A Small Bridge…

The global economic problem is the problem of too much debt: personal, corporate, municipal, state and national. And there is no “solution,” except (perhaps) for a “system re-set.” The case for a “Jubilee” year of debt forgiveness…

By Robert Moynihan, reporting from Rome

St. Augustine on how nations or kingdoms are no better than a band of pirates if they are not committed to justice:

Set aside justice, then, and what are kingdoms but great bands of brigands? For what are brigands’ bands but little kingdoms?… And if those ragamuffins grow up to be able to keep forts, build habitations, possess cities, and conquer adjoining nations, then their government is no longer called brigandage, but graced with the eminent name of a kingdom [or nation], given not because they have left their practices but because they use them without danger of law. Elegant and excellent was that pirate’s answer to the great Macedonian Alexander [the Great], who had captured him, when the king asked him how he dared to molest the seas so. He replied with a free spirit: “How do you dare to molest the whole earth? But because I do it only with a little ship, I am called a brigand: you doing it with a great navy are called an emperor.”— St. Augustine, City of God, Book IV

“Rather, speaking the truth in love, we are to grow up in every way into Him who is the head, into Christ.” —St. Paul, Letter to the Ephesians 4:15)

In a few hours, Pope Benedict XVI’s long-awaited social encyclical Veritas in Caritate (“Truth in Love,” a quotation from St. Paul’s Letter to the Ephesians) will be published, and we will see what type of counsel the Pope offers to mankind at this moment of global economic crisis.

The essential counsel he will offer is that men should act virtuously, that is, not selfishly — not like rapacious brigands, or cruel pirates, or greedy thieves, but like upright, honest men, fair and trustworthy, and even like brothers, if possible. Only if we strive toward such virtuous behavior, he will say, can we hope to build a much more just society and economic order.

Will anyone heed him?

Perhaps not. But if he is not heeded, the trends now in place seem likely to lead to ever-greater social and economic disorder, to greater unemployment and poverty, with terrible consequences for the weaker among us, especially children and the elderly.

But where are we, actually, in the global economic cricis? And how did we get here? And where are we going?

The economic and market charts don’t lie. They may be impossible to interpret correctly, or even usefully — that is something else. But they don’t lie; they convey true information. It may be that the information they convey is irrelevant; it may be that the information is only partial, and that there are other factors, not taken into consideration, not reflected in the charts, or not yet reflected. But the charts tell a story. And this is the story they are telling.

The concentration of capital in the corporations of the leading western democracies, reflected in the Standard and Poors chart of the collective price of the shares of the largest 500 companies on the New York stock exchange, has double-topped (chart).

The first top was in the spring of the year 2000, not long before the events of September 11, 2001, which — according to the charts — far from crashing the markets definitively, actually offered an opportunity to “save” the markets.

### [Data section]
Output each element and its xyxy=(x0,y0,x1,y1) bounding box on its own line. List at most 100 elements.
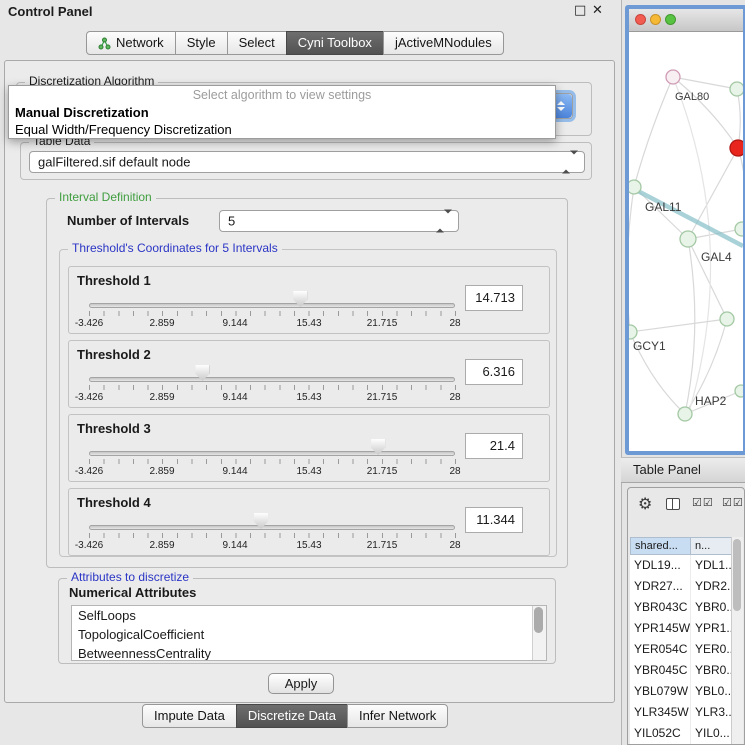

### [To be done]
A: List every kind of debt that the essay on the global economic crisis names in its opening summary.
B: Pick up the essay on the global economic crisis after its final sentence and carry it forward.

### [Answers for the tasks]
A: Personal, corporate, municipal, state, national

B:
The second top was at the end of 2007, and has been followed by 18 months of decline, with a small rise since March of this year, following the election of President Barack Obama and the injection into the US economy of approximately $13 trillion in new liquidity (I do not say “money” because I do not want to get into a philosophical debate about what “money” is; let’s just call it “liquidity,” which is another way of saying “a reality which acts like money, and may be money, but which is so elusive that it seems wiser not to call it money, but liquidity”). An approximately equal amount has been injected into the economies of the European Union and the rest of the world.

But the result of this unprecedented, extravagant, multi-trillion-dollar financial maneuver has not been to restore fiscal sanity to the economies of the world.

On the contrary, instead of the restoration of fiscal sanity, what has happened has been much more like the equivalent of a losing gambler “doubling down” with borrowed money after he has lost all his chips, to avoid admitting that he is broke and out of the game.

In essence, after a total loss of capital in derivatives trades and other speculative malinvestments amounting to something like $80 trillion during 2007 and 2008, the world’s governments have dipped into about $25 trillion of the future earnings of their citizens (taxpayers) to try to finance one last bet — one last throw of the dice.

The result has been to unbalance the global economic system even further. The result has been to drive the entire world even nearer to a global “tipping point.” A tipping point in what? In debt.

In borrowed money which must somehow be either defaulted on or paid back.

The chart to the left shows only one example of this debt. It refers to the debt of US households over the past 40 years. The chart shows a curving line that is going parabolic.

Other similar charts exist, of corporate debt (think General Motors), of municipal debt (think Birmingham, Alabama), of state debt (think California, which on July 1 began issuing IOUs because it has run out of cash), of national debt (the US was the world’s Number 1 creditor nation in the late 1980s, and is now the Number 1 debtor nation, and many other nations also have staggering debt loads).

The sword of Damocles hanging over the world is not a sword of steel, but a sword of notional electronic currency values, digits of debt, and if that sword finally descends, it will sever the arteries of all the productive forces of the world, and bring world production and trading of goods and services to a shuddering halt.

Yes, the problem is the debt.

The debt is not large, it is colossal. And there are only two possibilities for paying off the debt:

(1) many, many years of belt-tightening and lower consumption (read, global depression); and

(2) an abrupt repudiation of the debt, and the total collapse of world trade, with an effect perhaps not completely unlike the collapse of trade that came with the fall of the Roman Empire in the late 5th century, followed by the centuries we commonly call “the Dark Ages” (though that is a too simplistic, and in many ways false, description of the second half of the first millennium).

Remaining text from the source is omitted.